#### Records shown ####
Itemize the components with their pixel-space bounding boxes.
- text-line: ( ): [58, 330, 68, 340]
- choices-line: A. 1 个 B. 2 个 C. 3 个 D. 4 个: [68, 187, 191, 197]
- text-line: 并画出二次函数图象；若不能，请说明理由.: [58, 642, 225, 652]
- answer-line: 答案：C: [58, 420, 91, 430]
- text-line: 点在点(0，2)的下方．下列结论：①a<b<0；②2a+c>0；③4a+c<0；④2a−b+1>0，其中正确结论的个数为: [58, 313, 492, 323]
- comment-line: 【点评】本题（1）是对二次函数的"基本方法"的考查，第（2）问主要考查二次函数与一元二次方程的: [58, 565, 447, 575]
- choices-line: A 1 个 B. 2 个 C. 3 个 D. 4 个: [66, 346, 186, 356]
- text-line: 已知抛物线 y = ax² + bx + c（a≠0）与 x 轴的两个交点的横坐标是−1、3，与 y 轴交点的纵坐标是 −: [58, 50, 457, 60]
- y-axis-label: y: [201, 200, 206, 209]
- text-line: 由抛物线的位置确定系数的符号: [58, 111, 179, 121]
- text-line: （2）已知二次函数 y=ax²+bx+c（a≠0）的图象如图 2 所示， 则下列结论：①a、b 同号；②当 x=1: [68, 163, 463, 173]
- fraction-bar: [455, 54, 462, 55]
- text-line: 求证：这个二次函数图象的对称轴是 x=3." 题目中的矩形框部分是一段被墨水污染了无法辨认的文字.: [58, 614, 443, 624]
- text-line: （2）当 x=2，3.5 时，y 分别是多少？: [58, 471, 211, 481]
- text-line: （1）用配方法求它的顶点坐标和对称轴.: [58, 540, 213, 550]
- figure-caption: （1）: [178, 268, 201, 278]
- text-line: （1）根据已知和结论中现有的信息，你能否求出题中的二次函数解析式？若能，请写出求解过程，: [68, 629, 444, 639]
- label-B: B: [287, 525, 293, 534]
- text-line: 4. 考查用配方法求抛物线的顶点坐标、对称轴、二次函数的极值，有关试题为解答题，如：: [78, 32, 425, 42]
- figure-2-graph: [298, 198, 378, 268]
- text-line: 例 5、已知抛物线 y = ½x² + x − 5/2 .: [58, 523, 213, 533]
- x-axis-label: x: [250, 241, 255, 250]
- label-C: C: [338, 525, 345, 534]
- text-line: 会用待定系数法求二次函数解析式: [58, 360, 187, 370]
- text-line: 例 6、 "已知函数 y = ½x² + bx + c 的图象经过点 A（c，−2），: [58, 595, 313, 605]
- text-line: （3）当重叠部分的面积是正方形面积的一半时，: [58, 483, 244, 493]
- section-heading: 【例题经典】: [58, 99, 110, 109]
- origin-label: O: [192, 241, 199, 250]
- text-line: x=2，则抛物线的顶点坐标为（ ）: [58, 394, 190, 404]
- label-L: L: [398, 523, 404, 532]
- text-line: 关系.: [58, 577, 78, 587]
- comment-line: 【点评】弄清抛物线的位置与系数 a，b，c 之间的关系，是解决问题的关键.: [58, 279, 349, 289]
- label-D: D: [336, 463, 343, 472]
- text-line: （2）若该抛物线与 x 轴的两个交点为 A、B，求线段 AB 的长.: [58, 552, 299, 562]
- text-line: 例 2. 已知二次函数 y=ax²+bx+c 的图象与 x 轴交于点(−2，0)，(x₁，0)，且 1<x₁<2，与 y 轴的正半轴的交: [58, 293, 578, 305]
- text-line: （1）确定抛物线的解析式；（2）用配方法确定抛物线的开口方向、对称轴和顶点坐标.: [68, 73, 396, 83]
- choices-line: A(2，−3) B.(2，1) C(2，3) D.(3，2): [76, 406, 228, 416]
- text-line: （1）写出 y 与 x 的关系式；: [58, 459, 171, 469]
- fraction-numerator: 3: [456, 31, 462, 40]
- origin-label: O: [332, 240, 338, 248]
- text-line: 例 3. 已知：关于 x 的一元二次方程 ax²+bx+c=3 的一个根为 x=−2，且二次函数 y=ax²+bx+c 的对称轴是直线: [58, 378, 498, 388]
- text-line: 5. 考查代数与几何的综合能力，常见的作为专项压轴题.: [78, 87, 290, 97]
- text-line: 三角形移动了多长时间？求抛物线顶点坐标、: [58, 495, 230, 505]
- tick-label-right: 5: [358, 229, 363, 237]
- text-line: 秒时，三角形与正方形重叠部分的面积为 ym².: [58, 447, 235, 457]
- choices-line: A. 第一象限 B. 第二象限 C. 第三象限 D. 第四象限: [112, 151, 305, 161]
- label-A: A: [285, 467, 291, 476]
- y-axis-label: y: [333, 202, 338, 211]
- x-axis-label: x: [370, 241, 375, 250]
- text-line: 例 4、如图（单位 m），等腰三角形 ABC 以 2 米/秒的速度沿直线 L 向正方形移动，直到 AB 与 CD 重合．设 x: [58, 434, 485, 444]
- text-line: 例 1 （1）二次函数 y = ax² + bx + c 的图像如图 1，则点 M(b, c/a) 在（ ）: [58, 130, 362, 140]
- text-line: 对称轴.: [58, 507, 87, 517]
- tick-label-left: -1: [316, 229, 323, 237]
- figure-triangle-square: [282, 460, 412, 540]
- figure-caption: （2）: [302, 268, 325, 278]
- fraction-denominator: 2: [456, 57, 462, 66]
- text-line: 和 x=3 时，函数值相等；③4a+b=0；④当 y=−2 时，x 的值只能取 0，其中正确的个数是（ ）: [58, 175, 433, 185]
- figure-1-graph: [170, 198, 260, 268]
####
Convert every line of the entries above into a Markdown table with two columns, Row and Line. Number the rows in order and leave out any blank lines.

| Row | Line |
|---|---|
| 1 | Itemize the components with their pixel-space bounding boxes. |
| 2 | - text-line: ( ): [58, 330, 68, 340] |
| 3 | - choices-line: A. 1 个 B. 2 个 C. 3 个 D. 4 个: [68, 187, 191, 197] |
| 4 | - text-line: 并画出二次函数图象；若不能，请说明理由.: [58, 642, 225, 652] |
| 5 | - answer-line: 答案：C: [58, 420, 91, 430] |
| 6 | - text-line: 点在点(0，2)的下方．下列结论：①a<b<0；②2a+c>0；③4a+c<0；④2a−b+1>0，其中正确结论的个数为: [58, 313, 492, 323] |
| 7 | - comment-line: 【点评】本题（1）是对二次函数的"基本方法"的考查，第（2）问主要考查二次函数与一元二次方程的: [58, 565, 447, 575] |
| 8 | - choices-line: A 1 个 B. 2 个 C. 3 个 D. 4 个: [66, 346, 186, 356] |
| 9 | - text-line: 已知抛物线 y = ax² + bx + c（a≠0）与 x 轴的两个交点的横坐标是−1、3，与 y 轴交点的纵坐标是 −: [58, 50, 457, 60] |
| 10 | - y-axis-label: y: [201, 200, 206, 209] |
| 11 | - text-line: 由抛物线的位置确定系数的符号: [58, 111, 179, 121] |
| 12 | - text-line: （2）已知二次函数 y=ax²+bx+c（a≠0）的图象如图 2 所示， 则下列结论：①a、b 同号；②当 x=1: [68, 163, 463, 173] |
| 13 | - fraction-bar: [455, 54, 462, 55] |
| 14 | - text-line: 求证：这个二次函数图象的对称轴是 x=3." 题目中的矩形框部分是一段被墨水污染了无法辨认的文字.: [58, 614, 443, 624] |
| 15 | - text-line: （2）当 x=2，3.5 时，y 分别是多少？: [58, 471, 211, 481] |
| 16 | - text-line: （1）用配方法求它的顶点坐标和对称轴.: [58, 540, 213, 550] |
| 17 | - figure-caption: （1）: [178, 268, 201, 278] |
| 18 | - text-line: （1）根据已知和结论中现有的信息，你能否求出题中的二次函数解析式？若能，请写出求解过程，: [68, 629, 444, 639] |
| 19 | - label-B: B: [287, 525, 293, 534] |
| 20 | - text-line: 4. 考查用配方法求抛物线的顶点坐标、对称轴、二次函数的极值，有关试题为解答题，如：: [78, 32, 425, 42] |
| 21 | - figure-2-graph: [298, 198, 378, 268] |
| 22 | - text-line: 例 5、已知抛物线 y = ½x² + x − 5/2 .: [58, 523, 213, 533] |
| 23 | - x-axis-label: x: [250, 241, 255, 250] |
| 24 | - label-C: C: [338, 525, 345, 534] |
| 25 | - text-line: 会用待定系数法求二次函数解析式: [58, 360, 187, 370] |
| 26 | - text-line: 例 6、 "已知函数 y = ½x² + bx + c 的图象经过点 A（c，−2），: [58, 595, 313, 605] |
| 27 | - text-line: （3）当重叠部分的面积是正方形面积的一半时，: [58, 483, 244, 493] |
| 28 | - section-heading: 【例题经典】: [58, 99, 110, 109] |
| 29 | - origin-label: O: [192, 241, 199, 250] |
| 30 | - text-line: x=2，则抛物线的顶点坐标为（ ）: [58, 394, 190, 404] |
| 31 | - label-L: L: [398, 523, 404, 532] |
| 32 | - text-line: 关系.: [58, 577, 78, 587] |
| 33 | - comment-line: 【点评】弄清抛物线的位置与系数 a，b，c 之间的关系，是解决问题的关键.: [58, 279, 349, 289] |
| 34 | - label-D: D: [336, 463, 343, 472] |
| 35 | - text-line: （2）若该抛物线与 x 轴的两个交点为 A、B，求线段 AB 的长.: [58, 552, 299, 562] |
| 36 | - text-line: 例 2. 已知二次函数 y=ax²+bx+c 的图象与 x 轴交于点(−2，0)，(x₁，0)，且 1<x₁<2，与 y 轴的正半轴的交: [58, 293, 578, 305] |
| 37 | - text-line: （1）确定抛物线的解析式；（2）用配方法确定抛物线的开口方向、对称轴和顶点坐标.: [68, 73, 396, 83] |
| 38 | - choices-line: A(2，−3) B.(2，1) C(2，3) D.(3，2): [76, 406, 228, 416] |
| 39 | - text-line: （1）写出 y 与 x 的关系式；: [58, 459, 171, 469] |
| 40 | - fraction-numerator: 3: [456, 31, 462, 40] |
| 41 | - origin-label: O: [332, 240, 338, 248] |
| 42 | - text-line: 例 3. 已知：关于 x 的一元二次方程 ax²+bx+c=3 的一个根为 x=−2，且二次函数 y=ax²+bx+c 的对称轴是直线: [58, 378, 498, 388] |
| 43 | - text-line: 5. 考查代数与几何的综合能力，常见的作为专项压轴题.: [78, 87, 290, 97] |
| 44 | - text-line: 三角形移动了多长时间？求抛物线顶点坐标、: [58, 495, 230, 505] |
| 45 | - tick-label-right: 5: [358, 229, 363, 237] |
| 46 | - text-line: 秒时，三角形与正方形重叠部分的面积为 ym².: [58, 447, 235, 457] |
| 47 | - choices-line: A. 第一象限 B. 第二象限 C. 第三象限 D. 第四象限: [112, 151, 305, 161] |
| 48 | - label-A: A: [285, 467, 291, 476] |
| 49 | - y-axis-label: y: [333, 202, 338, 211] |
| 50 | - x-axis-label: x: [370, 241, 375, 250] |
| 51 | - text-line: 例 4、如图（单位 m），等腰三角形 ABC 以 2 米/秒的速度沿直线 L 向正方形移动，直到 AB 与 CD 重合．设 x: [58, 434, 485, 444] |
| 52 | - text-line: 例 1 （1）二次函数 y = ax² + bx + c 的图像如图 1，则点 M(b, c/a) 在（ ）: [58, 130, 362, 140] |
| 53 | - text-line: 对称轴.: [58, 507, 87, 517] |
| 54 | - tick-label-left: -1: [316, 229, 323, 237] |
| 55 | - figure-triangle-square: [282, 460, 412, 540] |
| 56 | - figure-caption: （2）: [302, 268, 325, 278] |
| 57 | - fraction-denominator: 2: [456, 57, 462, 66] |
| 58 | - text-line: 和 x=3 时，函数值相等；③4a+b=0；④当 y=−2 时，x 的值只能取 0，其中正确的个数是（ ）: [58, 175, 433, 185] |
| 59 | - figure-1-graph: [170, 198, 260, 268] |